Identify each line in the records below that contains the word "from", and copy it.
— begin Material shown —
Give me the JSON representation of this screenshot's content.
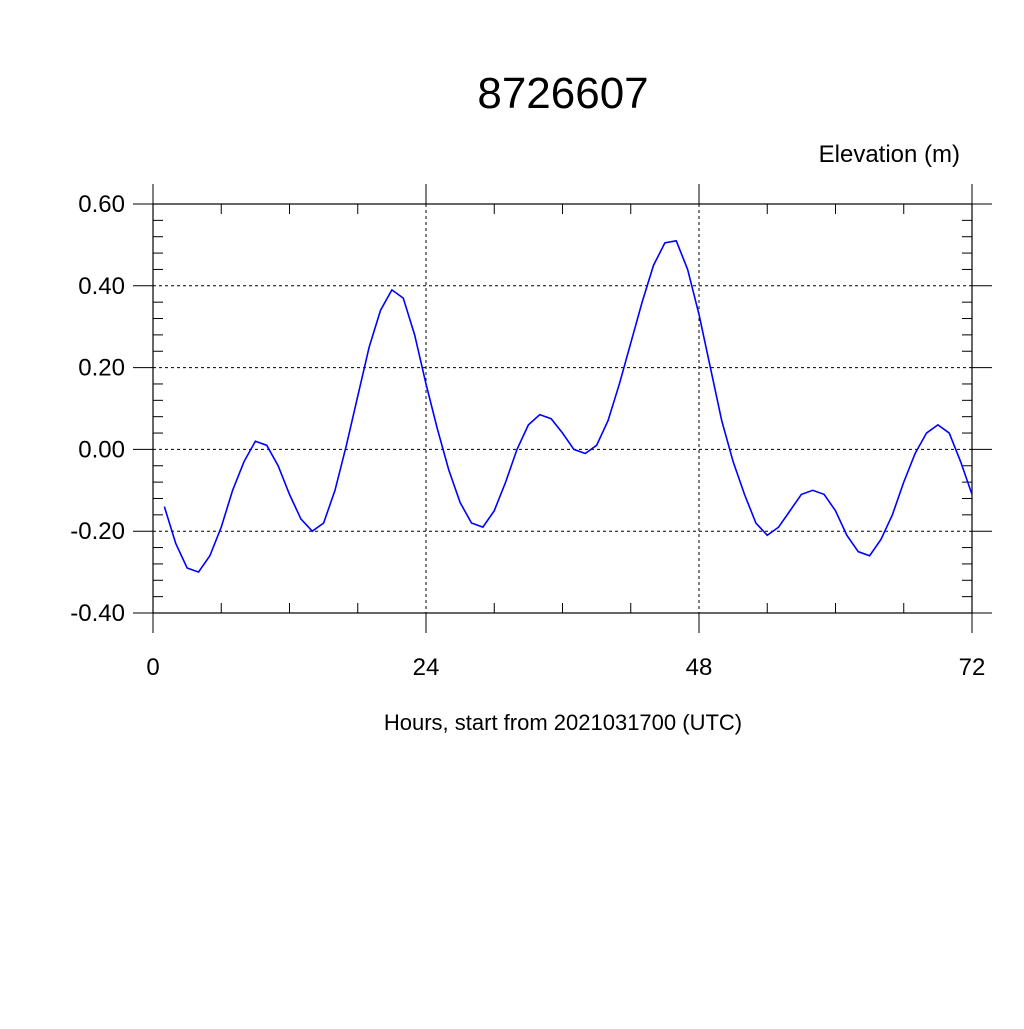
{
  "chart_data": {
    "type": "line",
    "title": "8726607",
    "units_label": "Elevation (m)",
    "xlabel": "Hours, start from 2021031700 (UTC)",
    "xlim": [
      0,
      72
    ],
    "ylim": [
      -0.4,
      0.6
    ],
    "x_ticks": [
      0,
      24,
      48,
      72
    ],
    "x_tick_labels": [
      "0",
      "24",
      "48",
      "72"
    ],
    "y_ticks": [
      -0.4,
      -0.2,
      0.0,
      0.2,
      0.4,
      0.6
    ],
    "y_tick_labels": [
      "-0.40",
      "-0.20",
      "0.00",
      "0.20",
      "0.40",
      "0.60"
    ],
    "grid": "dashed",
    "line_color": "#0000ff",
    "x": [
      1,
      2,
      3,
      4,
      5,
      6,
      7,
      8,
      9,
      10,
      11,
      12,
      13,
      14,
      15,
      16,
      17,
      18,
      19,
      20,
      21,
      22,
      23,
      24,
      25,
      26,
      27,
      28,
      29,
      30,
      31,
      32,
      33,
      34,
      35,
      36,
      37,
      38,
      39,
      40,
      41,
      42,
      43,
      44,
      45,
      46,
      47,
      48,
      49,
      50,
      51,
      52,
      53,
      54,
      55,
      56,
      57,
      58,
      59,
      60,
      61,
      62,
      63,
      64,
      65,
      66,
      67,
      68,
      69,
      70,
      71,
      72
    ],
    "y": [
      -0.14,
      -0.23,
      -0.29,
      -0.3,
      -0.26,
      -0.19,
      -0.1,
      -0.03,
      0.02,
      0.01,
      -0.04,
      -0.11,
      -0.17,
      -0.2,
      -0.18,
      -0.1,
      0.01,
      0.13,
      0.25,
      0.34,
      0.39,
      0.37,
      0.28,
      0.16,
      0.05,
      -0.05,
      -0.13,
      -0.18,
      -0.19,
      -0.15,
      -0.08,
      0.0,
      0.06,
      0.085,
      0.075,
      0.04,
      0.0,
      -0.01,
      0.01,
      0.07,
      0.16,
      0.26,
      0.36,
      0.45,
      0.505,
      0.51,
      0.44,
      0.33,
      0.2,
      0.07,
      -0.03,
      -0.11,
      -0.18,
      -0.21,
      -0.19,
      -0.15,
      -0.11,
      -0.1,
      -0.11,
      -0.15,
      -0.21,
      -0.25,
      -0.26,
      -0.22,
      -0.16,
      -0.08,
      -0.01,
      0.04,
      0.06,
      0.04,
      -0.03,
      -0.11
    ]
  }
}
— end Material shown —
— begin Material shown —
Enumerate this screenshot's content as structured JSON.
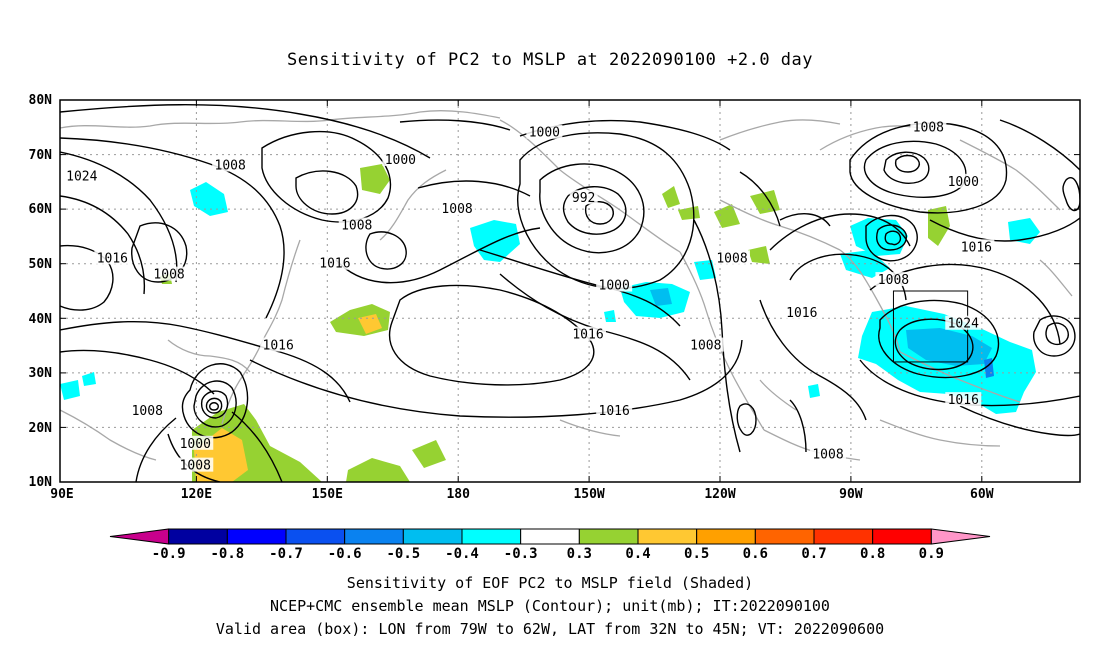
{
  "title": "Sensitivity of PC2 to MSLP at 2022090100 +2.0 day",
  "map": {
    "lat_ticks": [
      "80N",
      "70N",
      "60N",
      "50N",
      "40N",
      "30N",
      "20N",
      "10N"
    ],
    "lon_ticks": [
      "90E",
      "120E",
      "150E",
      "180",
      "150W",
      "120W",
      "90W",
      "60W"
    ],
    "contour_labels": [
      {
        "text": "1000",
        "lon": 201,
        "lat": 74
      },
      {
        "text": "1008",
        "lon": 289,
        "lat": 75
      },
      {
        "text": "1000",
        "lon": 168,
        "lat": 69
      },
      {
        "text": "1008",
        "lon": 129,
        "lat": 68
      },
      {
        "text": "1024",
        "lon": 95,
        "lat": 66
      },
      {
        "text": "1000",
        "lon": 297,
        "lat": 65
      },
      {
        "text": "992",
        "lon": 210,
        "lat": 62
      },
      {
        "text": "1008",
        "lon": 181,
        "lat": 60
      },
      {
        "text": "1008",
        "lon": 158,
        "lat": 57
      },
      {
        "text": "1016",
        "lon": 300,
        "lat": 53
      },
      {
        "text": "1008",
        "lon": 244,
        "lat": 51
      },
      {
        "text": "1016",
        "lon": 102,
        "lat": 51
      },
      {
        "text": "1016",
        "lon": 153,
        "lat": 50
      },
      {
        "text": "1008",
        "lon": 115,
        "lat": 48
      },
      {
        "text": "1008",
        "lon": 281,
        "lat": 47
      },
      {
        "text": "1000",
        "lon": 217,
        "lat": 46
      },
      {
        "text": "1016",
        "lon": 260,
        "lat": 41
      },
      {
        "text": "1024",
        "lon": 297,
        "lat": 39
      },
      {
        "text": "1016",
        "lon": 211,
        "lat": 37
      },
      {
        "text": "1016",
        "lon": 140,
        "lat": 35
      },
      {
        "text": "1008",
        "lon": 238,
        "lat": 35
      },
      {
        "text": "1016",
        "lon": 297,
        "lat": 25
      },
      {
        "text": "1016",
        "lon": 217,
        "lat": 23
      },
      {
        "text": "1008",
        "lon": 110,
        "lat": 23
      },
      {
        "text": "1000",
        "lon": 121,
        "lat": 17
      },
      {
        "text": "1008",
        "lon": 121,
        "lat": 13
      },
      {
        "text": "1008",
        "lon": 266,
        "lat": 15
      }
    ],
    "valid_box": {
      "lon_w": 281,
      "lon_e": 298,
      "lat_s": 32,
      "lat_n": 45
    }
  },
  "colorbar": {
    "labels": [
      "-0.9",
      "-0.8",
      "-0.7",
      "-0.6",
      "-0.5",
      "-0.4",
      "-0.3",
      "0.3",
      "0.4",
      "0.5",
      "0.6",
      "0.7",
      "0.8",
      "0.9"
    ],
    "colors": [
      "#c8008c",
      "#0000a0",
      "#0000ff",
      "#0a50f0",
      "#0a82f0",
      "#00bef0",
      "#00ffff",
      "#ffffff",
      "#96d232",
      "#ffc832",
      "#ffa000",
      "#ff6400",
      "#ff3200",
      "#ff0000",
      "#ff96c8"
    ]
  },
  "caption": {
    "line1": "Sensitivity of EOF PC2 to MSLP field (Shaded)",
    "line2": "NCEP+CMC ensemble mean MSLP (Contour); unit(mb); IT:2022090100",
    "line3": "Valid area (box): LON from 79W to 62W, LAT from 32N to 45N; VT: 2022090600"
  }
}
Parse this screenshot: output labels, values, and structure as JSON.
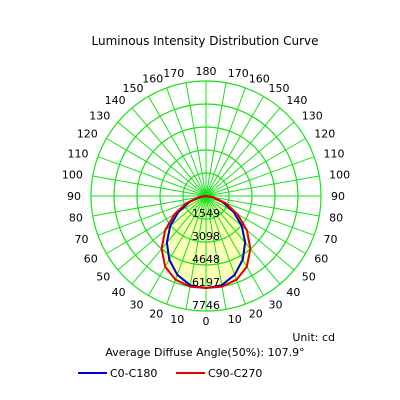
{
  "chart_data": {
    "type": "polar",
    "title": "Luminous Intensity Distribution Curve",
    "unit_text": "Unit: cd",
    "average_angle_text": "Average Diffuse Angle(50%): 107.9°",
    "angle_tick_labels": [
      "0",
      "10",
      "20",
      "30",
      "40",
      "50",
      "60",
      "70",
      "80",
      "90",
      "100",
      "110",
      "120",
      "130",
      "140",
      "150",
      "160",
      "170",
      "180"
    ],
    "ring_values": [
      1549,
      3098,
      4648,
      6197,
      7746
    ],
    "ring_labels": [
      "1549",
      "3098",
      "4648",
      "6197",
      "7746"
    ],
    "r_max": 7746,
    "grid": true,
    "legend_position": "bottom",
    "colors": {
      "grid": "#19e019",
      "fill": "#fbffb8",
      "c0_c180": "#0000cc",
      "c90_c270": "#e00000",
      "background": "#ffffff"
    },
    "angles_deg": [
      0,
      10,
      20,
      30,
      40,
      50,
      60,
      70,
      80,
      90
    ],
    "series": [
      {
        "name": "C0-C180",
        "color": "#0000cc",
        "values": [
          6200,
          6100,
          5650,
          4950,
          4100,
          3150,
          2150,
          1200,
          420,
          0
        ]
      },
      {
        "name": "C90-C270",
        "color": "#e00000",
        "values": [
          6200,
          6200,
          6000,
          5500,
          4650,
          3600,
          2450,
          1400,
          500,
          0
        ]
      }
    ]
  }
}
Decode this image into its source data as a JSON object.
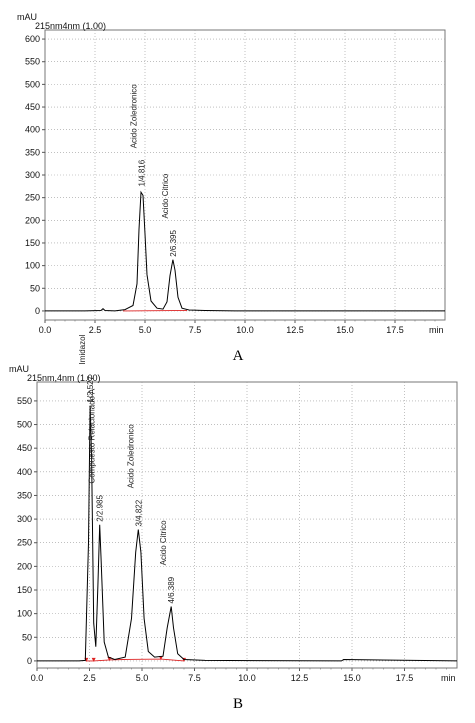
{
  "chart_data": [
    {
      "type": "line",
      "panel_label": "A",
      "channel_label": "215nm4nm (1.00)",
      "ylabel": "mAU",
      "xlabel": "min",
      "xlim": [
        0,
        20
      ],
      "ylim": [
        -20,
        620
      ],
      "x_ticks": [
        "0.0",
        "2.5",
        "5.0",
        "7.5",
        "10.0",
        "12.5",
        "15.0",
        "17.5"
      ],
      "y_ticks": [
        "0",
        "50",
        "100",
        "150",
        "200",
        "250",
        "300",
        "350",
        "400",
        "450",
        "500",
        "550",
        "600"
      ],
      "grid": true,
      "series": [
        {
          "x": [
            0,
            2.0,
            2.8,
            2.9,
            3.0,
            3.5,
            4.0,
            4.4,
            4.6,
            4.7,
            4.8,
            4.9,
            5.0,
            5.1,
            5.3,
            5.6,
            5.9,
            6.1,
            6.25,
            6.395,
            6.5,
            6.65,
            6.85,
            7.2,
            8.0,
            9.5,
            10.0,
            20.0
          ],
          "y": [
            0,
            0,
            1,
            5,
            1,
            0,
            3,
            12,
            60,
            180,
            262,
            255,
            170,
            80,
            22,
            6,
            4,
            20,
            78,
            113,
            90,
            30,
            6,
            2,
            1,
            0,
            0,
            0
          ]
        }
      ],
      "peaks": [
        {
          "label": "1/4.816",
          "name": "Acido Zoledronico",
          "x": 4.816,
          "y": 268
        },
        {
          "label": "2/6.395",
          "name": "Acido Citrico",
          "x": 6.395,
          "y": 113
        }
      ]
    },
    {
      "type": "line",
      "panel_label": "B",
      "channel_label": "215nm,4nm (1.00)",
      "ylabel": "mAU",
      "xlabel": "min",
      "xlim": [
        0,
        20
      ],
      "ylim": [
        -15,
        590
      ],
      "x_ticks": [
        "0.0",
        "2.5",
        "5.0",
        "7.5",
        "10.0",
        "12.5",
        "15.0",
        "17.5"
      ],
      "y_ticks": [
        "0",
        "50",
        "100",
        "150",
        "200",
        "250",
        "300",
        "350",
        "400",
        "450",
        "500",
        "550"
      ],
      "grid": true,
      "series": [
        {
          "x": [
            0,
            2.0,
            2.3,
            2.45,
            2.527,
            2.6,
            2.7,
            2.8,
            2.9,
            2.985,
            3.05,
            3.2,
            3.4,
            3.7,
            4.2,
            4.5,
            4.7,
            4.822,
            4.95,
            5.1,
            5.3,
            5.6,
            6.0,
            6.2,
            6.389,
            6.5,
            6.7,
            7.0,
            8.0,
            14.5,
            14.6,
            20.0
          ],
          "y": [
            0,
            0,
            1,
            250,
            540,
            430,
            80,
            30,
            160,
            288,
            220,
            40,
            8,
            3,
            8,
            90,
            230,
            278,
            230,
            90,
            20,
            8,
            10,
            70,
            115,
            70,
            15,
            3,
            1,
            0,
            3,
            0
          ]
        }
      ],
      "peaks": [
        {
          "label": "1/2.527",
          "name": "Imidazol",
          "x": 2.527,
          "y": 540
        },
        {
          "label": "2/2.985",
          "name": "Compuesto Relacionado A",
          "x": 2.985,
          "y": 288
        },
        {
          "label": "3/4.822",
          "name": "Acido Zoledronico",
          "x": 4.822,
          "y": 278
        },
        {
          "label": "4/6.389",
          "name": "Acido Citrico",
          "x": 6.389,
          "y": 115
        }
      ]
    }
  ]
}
— end Material shown —
— begin Material shown —
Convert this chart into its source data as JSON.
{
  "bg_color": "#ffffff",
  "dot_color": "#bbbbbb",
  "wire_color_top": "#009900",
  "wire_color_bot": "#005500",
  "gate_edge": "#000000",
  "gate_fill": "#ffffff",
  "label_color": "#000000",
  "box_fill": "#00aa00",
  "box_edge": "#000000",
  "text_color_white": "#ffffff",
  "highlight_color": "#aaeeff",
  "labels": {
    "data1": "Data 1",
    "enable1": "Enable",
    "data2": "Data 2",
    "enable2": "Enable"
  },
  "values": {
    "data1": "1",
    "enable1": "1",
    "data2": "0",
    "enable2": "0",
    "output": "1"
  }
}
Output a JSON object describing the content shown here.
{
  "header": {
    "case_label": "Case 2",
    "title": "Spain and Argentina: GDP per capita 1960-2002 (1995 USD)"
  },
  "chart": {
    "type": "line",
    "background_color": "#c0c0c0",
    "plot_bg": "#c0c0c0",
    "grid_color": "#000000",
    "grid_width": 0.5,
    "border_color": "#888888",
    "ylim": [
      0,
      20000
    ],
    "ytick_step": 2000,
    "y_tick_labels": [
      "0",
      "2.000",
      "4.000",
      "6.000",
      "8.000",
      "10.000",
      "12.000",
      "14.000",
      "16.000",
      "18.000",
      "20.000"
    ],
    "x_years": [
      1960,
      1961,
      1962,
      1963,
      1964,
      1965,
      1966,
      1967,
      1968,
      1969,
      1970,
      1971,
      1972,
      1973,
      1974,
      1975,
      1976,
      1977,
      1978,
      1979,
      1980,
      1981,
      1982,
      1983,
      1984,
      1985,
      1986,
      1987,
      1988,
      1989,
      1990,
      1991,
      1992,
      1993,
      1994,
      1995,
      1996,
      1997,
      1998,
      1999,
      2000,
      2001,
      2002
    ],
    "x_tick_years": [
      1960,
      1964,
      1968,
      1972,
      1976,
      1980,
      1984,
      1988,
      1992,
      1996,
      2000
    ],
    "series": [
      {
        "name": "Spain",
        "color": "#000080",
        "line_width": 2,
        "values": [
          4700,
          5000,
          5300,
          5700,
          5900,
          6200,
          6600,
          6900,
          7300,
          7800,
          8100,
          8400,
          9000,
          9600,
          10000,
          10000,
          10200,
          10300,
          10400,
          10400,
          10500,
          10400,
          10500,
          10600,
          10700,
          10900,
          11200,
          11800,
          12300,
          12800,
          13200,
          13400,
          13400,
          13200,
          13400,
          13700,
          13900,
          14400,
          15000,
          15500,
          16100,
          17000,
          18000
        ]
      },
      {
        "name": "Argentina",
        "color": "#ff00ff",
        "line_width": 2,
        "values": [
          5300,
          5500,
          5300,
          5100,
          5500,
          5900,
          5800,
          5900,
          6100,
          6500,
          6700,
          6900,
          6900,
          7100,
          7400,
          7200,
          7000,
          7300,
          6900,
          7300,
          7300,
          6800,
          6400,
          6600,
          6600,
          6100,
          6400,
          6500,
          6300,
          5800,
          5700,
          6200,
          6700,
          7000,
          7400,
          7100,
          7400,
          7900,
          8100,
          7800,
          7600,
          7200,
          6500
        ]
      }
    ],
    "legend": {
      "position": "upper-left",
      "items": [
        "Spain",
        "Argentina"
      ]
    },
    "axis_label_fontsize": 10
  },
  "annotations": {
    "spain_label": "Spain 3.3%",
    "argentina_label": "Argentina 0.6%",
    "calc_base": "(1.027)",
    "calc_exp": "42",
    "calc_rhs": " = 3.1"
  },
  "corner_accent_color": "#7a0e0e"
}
— end Material shown —
*Finished task:*
    "xlabel": "Hours, start from 2021031700 (UTC)",
    "line3": "Valid area (box): LON from 79W to 62W, LAT from 32N to 45N; VT: 2022090600"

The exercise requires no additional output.